• EXERCISE BRIEF: Look through the lines below and extract any with the word "this".

:: SOURCE DATA

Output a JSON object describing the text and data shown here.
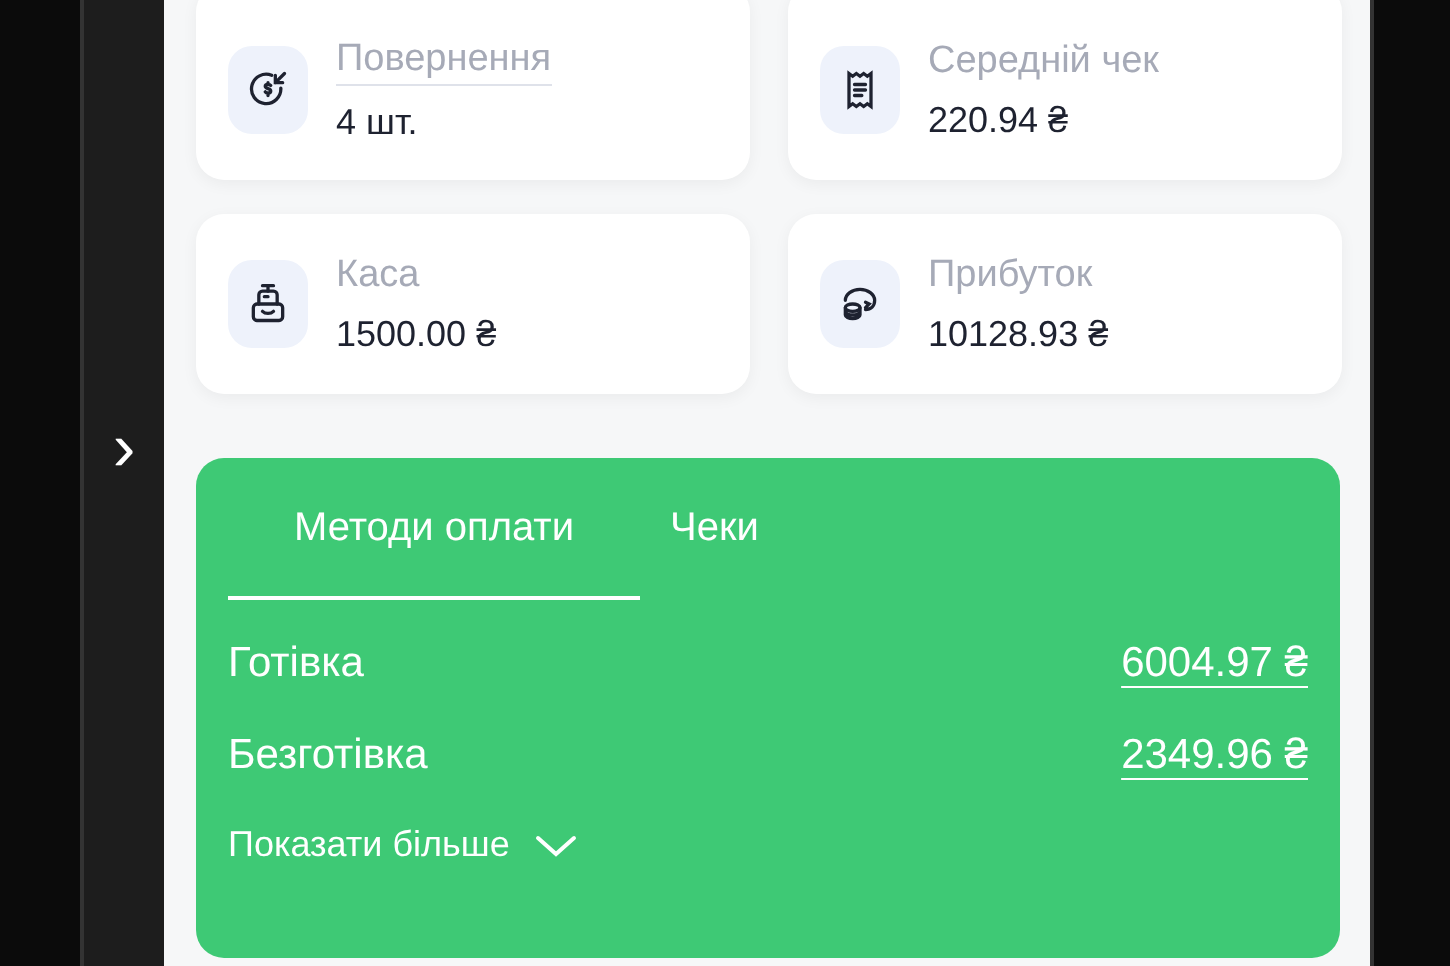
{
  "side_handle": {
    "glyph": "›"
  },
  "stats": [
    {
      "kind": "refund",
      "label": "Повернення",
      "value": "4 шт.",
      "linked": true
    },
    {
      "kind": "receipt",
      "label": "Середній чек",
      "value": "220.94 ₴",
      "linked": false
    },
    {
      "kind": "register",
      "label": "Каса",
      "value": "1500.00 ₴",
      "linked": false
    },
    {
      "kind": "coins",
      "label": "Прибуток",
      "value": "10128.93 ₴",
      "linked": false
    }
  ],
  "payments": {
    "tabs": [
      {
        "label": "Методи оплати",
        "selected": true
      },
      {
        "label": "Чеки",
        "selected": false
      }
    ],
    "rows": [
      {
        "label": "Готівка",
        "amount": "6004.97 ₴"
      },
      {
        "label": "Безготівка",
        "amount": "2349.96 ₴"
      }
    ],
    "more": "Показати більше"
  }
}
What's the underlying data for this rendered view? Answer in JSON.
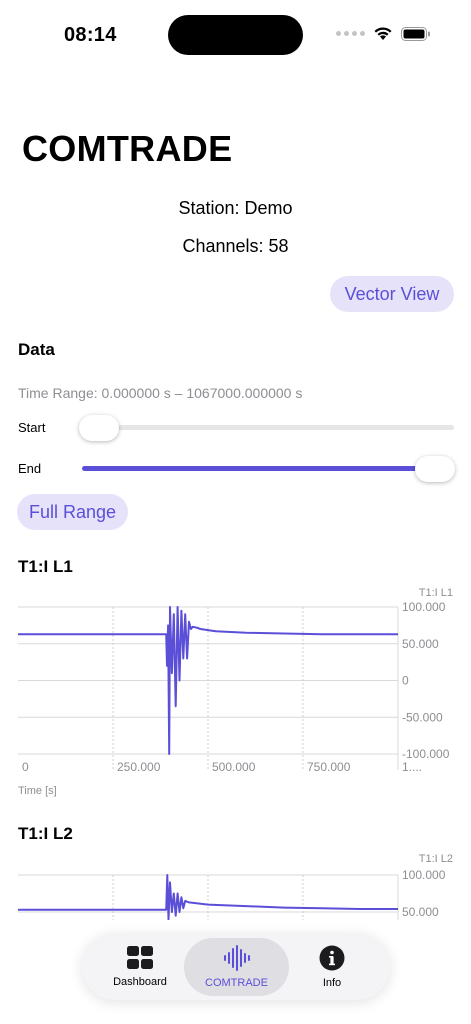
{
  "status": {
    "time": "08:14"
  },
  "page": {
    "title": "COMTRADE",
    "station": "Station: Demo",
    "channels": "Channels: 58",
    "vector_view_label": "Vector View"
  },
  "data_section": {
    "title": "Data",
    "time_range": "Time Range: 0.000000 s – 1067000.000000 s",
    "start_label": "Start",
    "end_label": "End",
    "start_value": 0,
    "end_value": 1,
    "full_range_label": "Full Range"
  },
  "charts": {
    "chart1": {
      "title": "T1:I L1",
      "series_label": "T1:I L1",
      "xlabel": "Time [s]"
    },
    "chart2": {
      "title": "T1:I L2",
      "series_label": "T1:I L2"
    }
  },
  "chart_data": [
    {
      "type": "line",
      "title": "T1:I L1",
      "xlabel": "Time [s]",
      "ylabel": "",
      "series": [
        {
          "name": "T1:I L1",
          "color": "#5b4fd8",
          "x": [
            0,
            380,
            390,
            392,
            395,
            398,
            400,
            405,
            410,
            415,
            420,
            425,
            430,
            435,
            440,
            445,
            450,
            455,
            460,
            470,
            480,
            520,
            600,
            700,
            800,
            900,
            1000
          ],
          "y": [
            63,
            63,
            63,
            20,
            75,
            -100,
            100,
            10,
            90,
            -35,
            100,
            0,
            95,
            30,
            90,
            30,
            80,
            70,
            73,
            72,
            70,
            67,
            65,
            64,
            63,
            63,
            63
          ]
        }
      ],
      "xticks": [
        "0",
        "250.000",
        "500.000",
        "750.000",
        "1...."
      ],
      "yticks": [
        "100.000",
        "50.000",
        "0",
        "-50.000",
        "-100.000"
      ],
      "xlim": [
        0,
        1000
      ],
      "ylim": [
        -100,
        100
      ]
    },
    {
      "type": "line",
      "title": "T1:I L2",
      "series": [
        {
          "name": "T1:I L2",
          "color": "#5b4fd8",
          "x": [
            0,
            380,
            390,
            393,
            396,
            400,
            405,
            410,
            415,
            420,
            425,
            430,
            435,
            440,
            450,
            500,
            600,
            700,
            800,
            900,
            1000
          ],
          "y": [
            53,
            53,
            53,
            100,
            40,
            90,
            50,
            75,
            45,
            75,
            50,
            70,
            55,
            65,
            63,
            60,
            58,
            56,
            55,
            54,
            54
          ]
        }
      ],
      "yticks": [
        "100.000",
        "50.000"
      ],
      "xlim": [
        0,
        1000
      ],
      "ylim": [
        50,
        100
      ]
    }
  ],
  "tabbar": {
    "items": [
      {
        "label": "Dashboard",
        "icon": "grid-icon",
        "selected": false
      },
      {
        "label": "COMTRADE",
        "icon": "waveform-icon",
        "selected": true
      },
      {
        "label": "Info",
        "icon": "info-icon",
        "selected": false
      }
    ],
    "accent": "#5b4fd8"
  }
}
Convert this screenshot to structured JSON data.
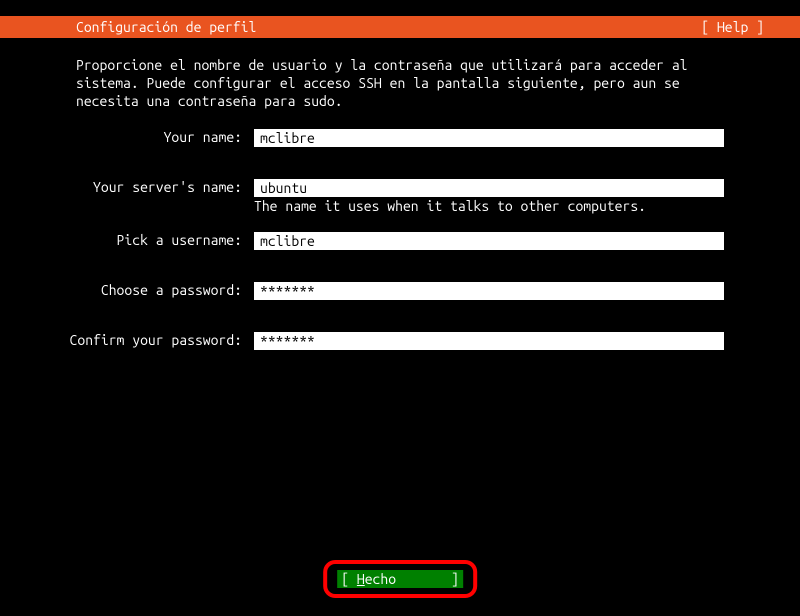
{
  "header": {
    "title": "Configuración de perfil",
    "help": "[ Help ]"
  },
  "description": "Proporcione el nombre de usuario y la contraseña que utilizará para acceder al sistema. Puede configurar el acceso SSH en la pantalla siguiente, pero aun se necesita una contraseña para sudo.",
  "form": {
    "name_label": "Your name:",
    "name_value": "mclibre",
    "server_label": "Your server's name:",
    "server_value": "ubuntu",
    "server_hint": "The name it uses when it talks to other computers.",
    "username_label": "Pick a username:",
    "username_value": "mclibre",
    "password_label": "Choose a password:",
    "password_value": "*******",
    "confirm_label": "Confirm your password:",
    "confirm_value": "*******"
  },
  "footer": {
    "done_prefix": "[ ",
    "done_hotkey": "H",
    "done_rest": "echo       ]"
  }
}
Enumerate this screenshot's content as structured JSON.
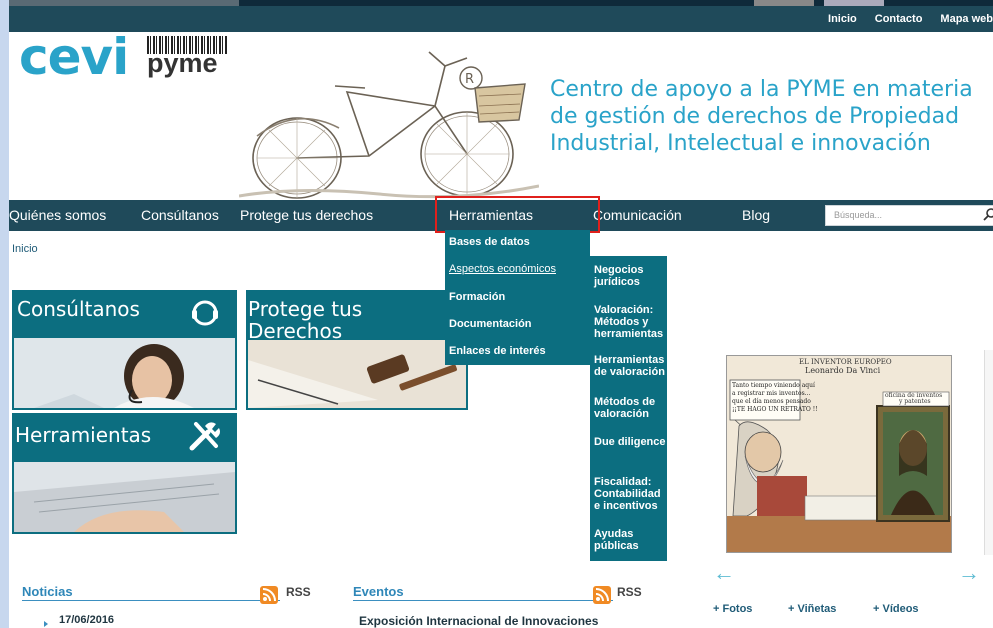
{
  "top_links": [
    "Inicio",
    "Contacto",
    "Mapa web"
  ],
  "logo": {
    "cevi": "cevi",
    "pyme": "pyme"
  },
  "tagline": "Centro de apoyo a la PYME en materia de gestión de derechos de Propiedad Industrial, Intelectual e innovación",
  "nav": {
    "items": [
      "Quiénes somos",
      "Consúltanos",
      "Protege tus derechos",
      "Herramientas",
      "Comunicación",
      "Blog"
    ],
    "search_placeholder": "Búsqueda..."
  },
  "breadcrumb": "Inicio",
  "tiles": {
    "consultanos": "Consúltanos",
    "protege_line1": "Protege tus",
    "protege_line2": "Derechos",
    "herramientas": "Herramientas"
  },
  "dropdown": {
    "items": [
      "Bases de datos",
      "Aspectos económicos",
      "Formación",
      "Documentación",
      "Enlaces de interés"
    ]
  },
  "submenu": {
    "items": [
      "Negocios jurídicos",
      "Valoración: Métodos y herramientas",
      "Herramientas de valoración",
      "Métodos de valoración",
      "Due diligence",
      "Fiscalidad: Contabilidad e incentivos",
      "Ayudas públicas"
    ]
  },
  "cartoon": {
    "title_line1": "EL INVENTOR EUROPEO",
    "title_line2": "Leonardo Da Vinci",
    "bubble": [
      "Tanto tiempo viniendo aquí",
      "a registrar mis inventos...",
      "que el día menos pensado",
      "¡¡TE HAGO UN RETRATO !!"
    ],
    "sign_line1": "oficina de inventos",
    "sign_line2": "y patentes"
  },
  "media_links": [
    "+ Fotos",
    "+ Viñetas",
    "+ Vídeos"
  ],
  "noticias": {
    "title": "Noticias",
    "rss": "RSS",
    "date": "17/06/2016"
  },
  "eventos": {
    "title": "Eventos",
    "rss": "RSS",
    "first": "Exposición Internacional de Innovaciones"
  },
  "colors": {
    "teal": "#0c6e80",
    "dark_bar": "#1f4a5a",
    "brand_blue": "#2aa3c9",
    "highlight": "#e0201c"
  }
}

::::

• EXPECTED OUTPUT:
What's the underlying data for this rendered view? Answer in JSON.
Convert this screenshot to structured JSON data.
Enumerate this screenshot's content as structured JSON.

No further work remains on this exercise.